== WORK REQUIRED ==
Return the listing word for word, as given.

________________________

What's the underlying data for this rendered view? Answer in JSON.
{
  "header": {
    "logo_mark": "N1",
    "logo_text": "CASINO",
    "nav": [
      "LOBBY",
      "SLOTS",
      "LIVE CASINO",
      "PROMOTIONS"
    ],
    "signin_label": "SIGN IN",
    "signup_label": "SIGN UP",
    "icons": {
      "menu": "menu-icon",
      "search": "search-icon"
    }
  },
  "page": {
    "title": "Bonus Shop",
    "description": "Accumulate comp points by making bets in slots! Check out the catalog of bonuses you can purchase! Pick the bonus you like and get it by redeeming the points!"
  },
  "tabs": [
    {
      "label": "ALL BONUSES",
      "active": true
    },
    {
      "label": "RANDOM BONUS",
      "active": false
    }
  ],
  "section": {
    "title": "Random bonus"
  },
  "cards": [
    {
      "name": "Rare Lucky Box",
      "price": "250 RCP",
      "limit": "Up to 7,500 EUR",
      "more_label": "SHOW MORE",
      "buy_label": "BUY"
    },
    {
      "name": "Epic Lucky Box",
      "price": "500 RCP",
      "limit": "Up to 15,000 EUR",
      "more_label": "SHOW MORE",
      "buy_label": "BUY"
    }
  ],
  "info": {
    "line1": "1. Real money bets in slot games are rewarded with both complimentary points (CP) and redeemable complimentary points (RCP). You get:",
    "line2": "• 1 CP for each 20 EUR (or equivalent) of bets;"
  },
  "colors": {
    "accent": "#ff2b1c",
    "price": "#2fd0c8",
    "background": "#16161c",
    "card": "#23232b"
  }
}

________________________

== RESULT OF THE TASK ==
What's the underlying data for this rendered view? Answer in JSON.
{
  "header": {
    "logo_mark": "N1",
    "logo_text": "CASINO",
    "nav": [
      "LOBBY",
      "SLOTS",
      "LIVE CASINO",
      "PROMOTIONS"
    ],
    "signin_label": "SIGN IN",
    "signup_label": "SIGN UP",
    "icons": {
      "menu": "menu-icon",
      "search": "search-icon"
    }
  },
  "page": {
    "title": "Bonus Shop",
    "description": "Accumulate comp points by making bets in slots! Check out the catalog of bonuses you can purchase! Pick the bonus you like and get it by redeeming the points!"
  },
  "tabs": [
    {
      "label": "ALL BONUSES",
      "active": true
    },
    {
      "label": "RANDOM BONUS",
      "active": false
    }
  ],
  "section": {
    "title": "Random bonus"
  },
  "cards": [
    {
      "name": "Rare Lucky Box",
      "price": "250 RCP",
      "limit": "Up to 7,500 EUR",
      "more_label": "SHOW MORE",
      "buy_label": "BUY"
    },
    {
      "name": "Epic Lucky Box",
      "price": "500 RCP",
      "limit": "Up to 15,000 EUR",
      "more_label": "SHOW MORE",
      "buy_label": "BUY"
    }
  ],
  "info": {
    "line1": "1. Real money bets in slot games are rewarded with both complimentary points (CP) and redeemable complimentary points (RCP). You get:",
    "line2": "• 1 CP for each 20 EUR (or equivalent) of bets;"
  },
  "colors": {
    "accent": "#ff2b1c",
    "price": "#2fd0c8",
    "background": "#16161c",
    "card": "#23232b"
  }
}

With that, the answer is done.